Write out the material exactly. Do not include the pictures.

:: Records ::
———

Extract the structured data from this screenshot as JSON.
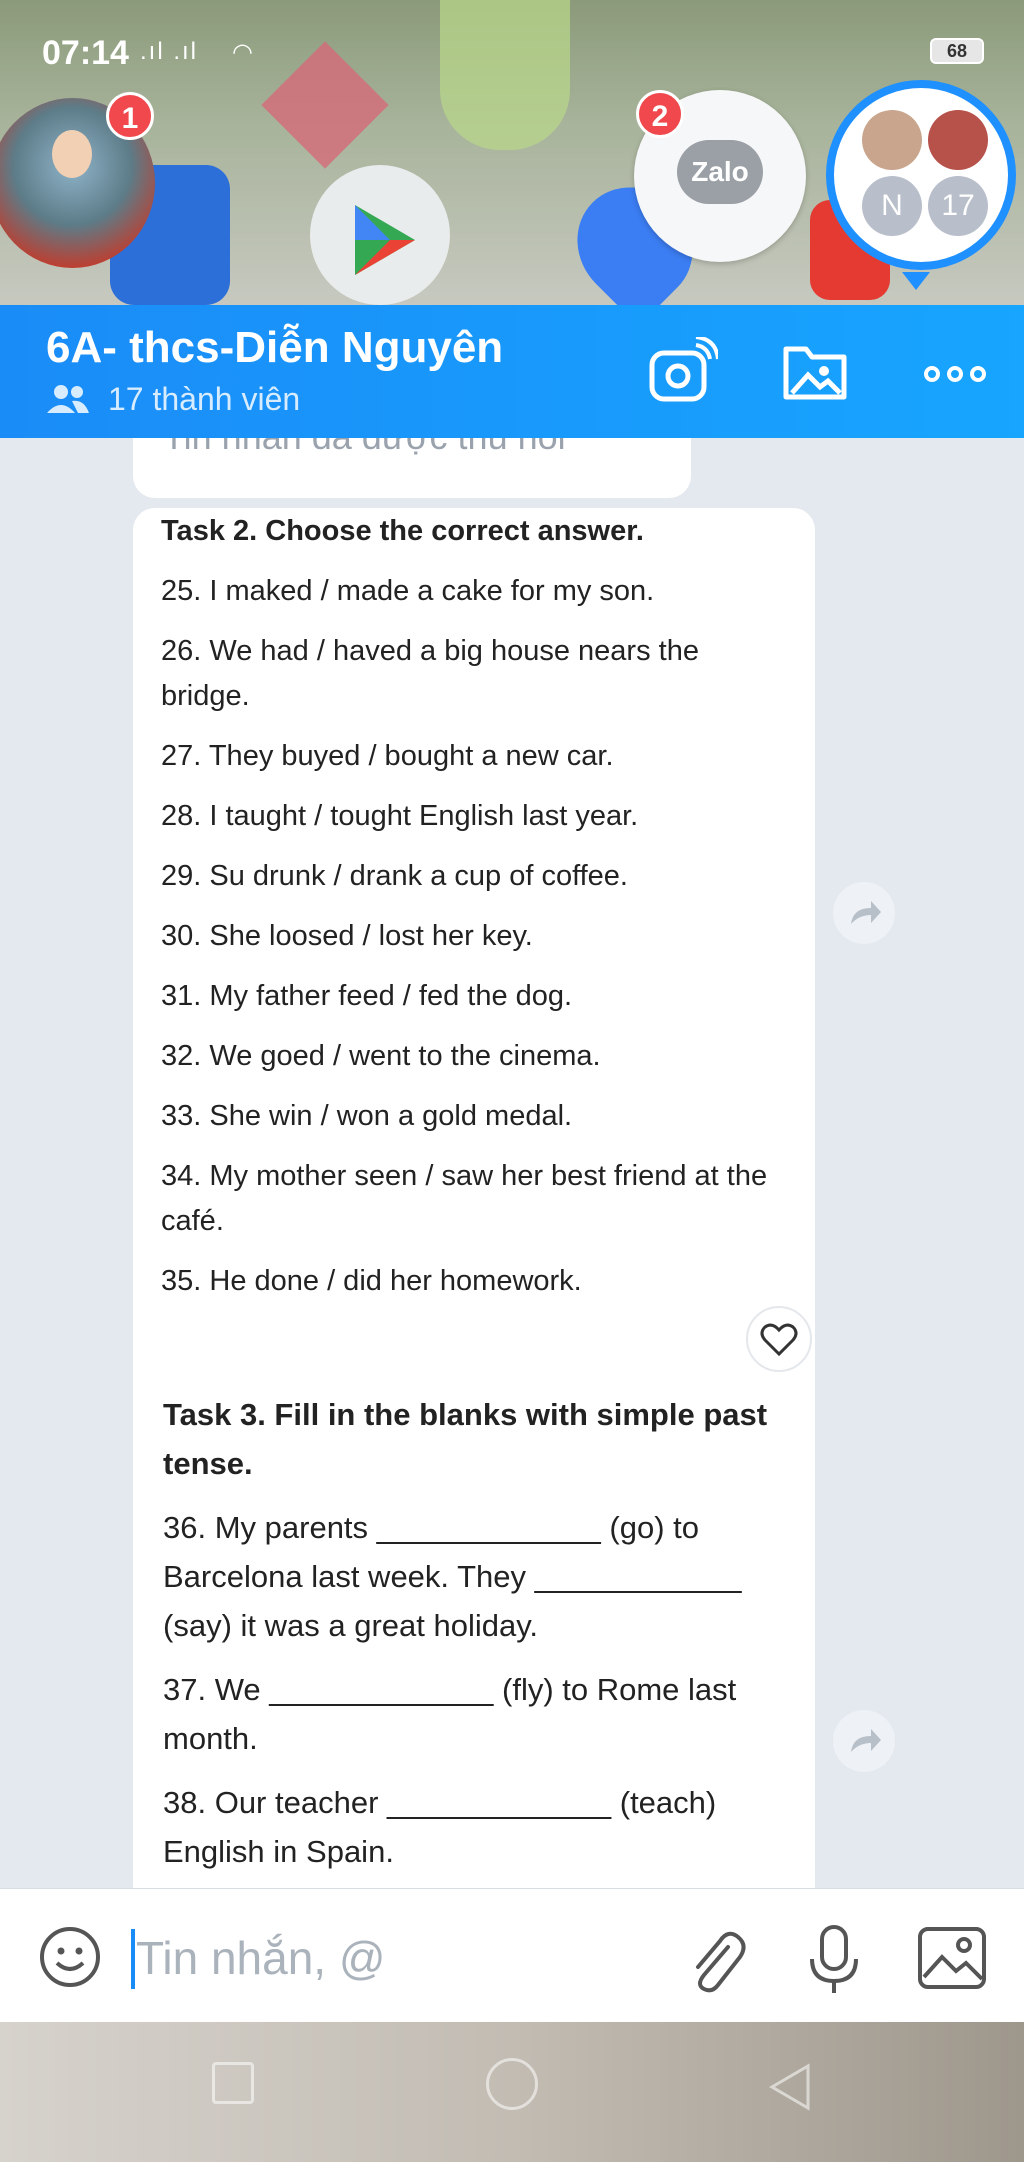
{
  "status_bar": {
    "time": "07:14",
    "signal": ".ıl .ıl",
    "battery": "68"
  },
  "chat_heads": [
    {
      "badge": "1"
    },
    {
      "label": "Zalo",
      "badge": "2"
    },
    {
      "avatars": [
        "N",
        "17"
      ]
    }
  ],
  "header": {
    "title": "6A- thcs-Diễn Nguyên",
    "subtitle": "17 thành viên"
  },
  "messages": {
    "recalled": "Tin nhắn đã được thu hồi",
    "task2": {
      "heading": "Task 2. Choose the correct answer.",
      "lines": [
        "25. I maked / made a cake for my son.",
        "26. We had / haved a big house nears the bridge.",
        "27. They buyed / bought a new car.",
        "28. I taught / tought English last year.",
        "29. Su drunk / drank a cup of coffee.",
        "30. She loosed / lost her key.",
        "31. My father feed / fed the dog.",
        "32. We goed / went to the cinema.",
        "33. She win / won a gold medal.",
        "34. My mother seen / saw her best friend at the café.",
        "35. He done / did her homework."
      ]
    },
    "task3": {
      "heading": "Task 3. Fill in the blanks with simple past tense.",
      "lines": [
        "36. My parents _____________ (go) to Barcelona last week. They ____________ (say) it was a great holiday.",
        "37. We _____________ (fly) to Rome last month.",
        "38. Our teacher _____________ (teach) English in Spain."
      ]
    }
  },
  "input": {
    "placeholder": "Tin nhắn, @"
  },
  "colors": {
    "header_start": "#1a8cf7",
    "header_end": "#17a5ff",
    "chat_bg": "#e4e9f0",
    "badge": "#f0484c"
  }
}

———

:: Full output ::
Extract the structured data from this screenshot as JSON.
{
  "status_bar": {
    "time": "07:14",
    "signal": ".ıl .ıl",
    "battery": "68"
  },
  "chat_heads": [
    {
      "badge": "1"
    },
    {
      "label": "Zalo",
      "badge": "2"
    },
    {
      "avatars": [
        "N",
        "17"
      ]
    }
  ],
  "header": {
    "title": "6A- thcs-Diễn Nguyên",
    "subtitle": "17 thành viên"
  },
  "messages": {
    "recalled": "Tin nhắn đã được thu hồi",
    "task2": {
      "heading": "Task 2. Choose the correct answer.",
      "lines": [
        "25. I maked / made a cake for my son.",
        "26. We had / haved a big house nears the bridge.",
        "27. They buyed / bought a new car.",
        "28. I taught / tought English last year.",
        "29. Su drunk / drank a cup of coffee.",
        "30. She loosed / lost her key.",
        "31. My father feed / fed the dog.",
        "32. We goed / went to the cinema.",
        "33. She win / won a gold medal.",
        "34. My mother seen / saw her best friend at the café.",
        "35. He done / did her homework."
      ]
    },
    "task3": {
      "heading": "Task 3. Fill in the blanks with simple past tense.",
      "lines": [
        "36. My parents _____________ (go) to Barcelona last week. They ____________ (say) it was a great holiday.",
        "37. We _____________ (fly) to Rome last month.",
        "38. Our teacher _____________ (teach) English in Spain."
      ]
    }
  },
  "input": {
    "placeholder": "Tin nhắn, @"
  },
  "colors": {
    "header_start": "#1a8cf7",
    "header_end": "#17a5ff",
    "chat_bg": "#e4e9f0",
    "badge": "#f0484c"
  }
}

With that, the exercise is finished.